* _REQUIREMENT_: Copy every line from the records below that holds the word "values".

* _STORED ROWS_:

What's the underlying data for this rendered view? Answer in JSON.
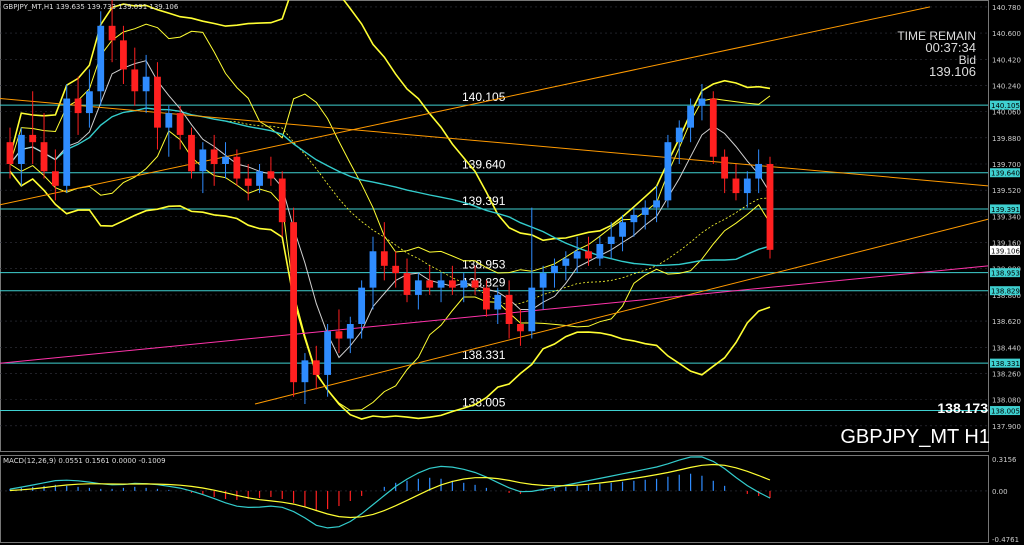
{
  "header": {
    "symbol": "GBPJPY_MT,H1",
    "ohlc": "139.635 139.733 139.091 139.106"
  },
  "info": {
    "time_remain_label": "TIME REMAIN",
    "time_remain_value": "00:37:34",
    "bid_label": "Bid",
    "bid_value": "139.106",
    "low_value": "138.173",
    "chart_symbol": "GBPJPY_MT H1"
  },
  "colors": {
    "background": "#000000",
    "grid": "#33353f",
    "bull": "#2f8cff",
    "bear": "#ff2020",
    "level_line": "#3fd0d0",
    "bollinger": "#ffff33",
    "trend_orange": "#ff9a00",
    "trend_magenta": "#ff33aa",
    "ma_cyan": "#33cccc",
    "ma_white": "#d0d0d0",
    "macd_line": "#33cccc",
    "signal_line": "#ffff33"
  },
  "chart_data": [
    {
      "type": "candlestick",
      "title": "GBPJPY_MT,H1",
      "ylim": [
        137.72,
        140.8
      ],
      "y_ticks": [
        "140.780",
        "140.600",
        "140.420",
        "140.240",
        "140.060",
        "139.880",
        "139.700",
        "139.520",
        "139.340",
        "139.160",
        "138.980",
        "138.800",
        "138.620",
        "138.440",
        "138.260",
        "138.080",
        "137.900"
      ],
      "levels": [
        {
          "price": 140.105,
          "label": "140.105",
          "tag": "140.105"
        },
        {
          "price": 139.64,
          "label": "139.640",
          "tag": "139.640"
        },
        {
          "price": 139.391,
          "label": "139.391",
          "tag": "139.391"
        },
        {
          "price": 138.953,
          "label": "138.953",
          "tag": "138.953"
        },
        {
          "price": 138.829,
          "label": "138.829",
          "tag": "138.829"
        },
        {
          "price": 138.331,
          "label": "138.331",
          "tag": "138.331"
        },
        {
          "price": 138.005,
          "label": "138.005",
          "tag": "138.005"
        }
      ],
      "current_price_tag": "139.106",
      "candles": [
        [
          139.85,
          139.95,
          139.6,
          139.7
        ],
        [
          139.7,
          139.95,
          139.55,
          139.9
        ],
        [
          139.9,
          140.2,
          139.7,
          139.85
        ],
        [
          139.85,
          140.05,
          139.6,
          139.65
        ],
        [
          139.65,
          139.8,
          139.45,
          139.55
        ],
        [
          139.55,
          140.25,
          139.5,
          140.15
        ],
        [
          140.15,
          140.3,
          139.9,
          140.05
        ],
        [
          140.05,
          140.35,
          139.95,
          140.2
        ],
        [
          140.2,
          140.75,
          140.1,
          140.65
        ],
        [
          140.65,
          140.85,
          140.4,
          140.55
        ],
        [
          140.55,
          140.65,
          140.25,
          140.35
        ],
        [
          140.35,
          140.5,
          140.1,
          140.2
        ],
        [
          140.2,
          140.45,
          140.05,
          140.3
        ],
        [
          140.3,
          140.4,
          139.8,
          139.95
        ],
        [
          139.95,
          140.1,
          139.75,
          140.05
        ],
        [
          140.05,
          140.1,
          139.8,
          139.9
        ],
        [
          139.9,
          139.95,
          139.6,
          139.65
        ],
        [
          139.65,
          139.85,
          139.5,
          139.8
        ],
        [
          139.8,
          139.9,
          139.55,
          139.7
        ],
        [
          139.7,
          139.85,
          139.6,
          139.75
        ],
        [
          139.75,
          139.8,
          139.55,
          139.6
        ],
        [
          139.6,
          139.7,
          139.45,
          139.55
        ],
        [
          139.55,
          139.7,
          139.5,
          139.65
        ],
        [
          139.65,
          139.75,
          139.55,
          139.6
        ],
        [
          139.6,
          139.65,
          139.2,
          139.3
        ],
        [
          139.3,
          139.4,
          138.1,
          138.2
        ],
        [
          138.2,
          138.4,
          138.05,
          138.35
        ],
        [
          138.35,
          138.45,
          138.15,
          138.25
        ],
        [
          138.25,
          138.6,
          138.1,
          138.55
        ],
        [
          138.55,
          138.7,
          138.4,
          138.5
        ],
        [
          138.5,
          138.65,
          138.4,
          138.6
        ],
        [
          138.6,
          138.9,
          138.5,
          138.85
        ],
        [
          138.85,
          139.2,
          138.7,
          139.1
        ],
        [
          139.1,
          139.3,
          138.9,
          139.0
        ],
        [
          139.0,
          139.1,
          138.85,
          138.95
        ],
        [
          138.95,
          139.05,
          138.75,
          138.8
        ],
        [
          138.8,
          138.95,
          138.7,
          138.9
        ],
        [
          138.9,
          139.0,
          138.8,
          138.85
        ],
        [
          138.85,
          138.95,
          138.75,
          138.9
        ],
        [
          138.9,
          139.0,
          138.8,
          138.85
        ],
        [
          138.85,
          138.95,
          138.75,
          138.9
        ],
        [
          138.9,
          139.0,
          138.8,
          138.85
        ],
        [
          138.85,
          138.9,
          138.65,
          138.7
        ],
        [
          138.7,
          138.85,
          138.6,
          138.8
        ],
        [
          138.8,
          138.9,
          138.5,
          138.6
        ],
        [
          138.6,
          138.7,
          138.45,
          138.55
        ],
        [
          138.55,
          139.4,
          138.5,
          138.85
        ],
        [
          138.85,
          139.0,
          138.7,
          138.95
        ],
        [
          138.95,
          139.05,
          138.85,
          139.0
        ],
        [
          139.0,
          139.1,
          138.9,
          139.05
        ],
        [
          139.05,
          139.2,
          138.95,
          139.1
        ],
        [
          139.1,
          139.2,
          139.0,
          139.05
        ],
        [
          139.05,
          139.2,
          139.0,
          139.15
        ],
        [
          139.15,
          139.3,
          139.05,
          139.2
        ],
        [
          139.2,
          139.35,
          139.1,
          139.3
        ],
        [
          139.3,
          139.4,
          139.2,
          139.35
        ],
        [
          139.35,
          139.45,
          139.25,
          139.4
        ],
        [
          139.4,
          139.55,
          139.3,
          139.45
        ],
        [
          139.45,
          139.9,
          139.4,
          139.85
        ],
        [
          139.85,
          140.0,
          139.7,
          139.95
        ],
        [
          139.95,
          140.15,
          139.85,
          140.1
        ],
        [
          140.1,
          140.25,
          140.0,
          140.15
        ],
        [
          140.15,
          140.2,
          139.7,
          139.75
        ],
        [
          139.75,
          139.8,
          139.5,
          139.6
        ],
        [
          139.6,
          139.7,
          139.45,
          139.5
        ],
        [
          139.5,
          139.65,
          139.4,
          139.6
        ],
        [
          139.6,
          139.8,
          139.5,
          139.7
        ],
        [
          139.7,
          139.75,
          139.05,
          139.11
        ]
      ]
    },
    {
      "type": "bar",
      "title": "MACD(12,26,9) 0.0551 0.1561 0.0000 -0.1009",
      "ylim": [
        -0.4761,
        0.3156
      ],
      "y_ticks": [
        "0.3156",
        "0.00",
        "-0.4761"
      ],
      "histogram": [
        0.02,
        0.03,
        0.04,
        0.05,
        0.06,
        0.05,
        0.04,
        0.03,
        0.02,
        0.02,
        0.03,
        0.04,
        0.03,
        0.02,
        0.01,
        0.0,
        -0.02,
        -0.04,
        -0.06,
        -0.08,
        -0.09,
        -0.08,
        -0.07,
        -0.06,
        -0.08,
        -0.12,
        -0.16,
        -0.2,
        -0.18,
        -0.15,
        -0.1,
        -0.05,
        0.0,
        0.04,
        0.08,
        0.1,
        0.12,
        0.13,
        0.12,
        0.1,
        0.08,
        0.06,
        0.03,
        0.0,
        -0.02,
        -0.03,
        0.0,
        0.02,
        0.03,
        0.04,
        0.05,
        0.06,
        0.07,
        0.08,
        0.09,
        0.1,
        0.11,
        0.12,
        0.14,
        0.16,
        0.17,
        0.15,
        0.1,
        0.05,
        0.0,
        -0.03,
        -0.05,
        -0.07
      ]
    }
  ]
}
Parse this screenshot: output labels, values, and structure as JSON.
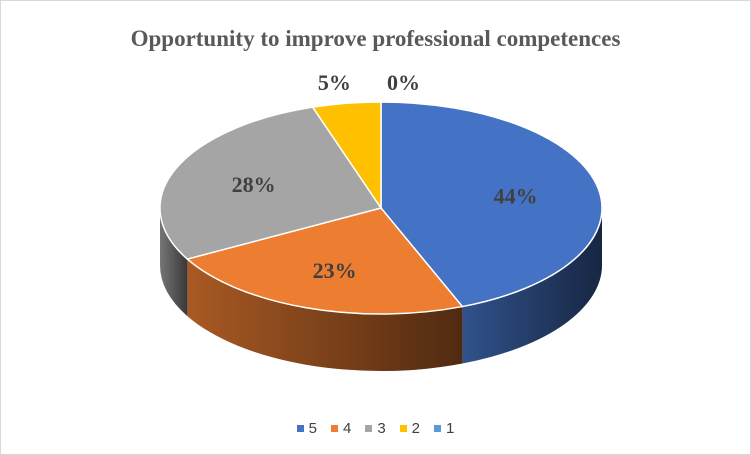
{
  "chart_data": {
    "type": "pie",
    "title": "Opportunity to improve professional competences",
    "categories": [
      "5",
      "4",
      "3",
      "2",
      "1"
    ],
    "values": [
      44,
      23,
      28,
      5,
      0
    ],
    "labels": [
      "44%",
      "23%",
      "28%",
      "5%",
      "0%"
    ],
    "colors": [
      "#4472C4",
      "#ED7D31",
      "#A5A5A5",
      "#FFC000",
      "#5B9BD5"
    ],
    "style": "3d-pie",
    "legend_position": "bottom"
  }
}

* _CORRECT ANSWER_:
Parse this screenshot: output labels, values, and structure as JSON.
    "values": [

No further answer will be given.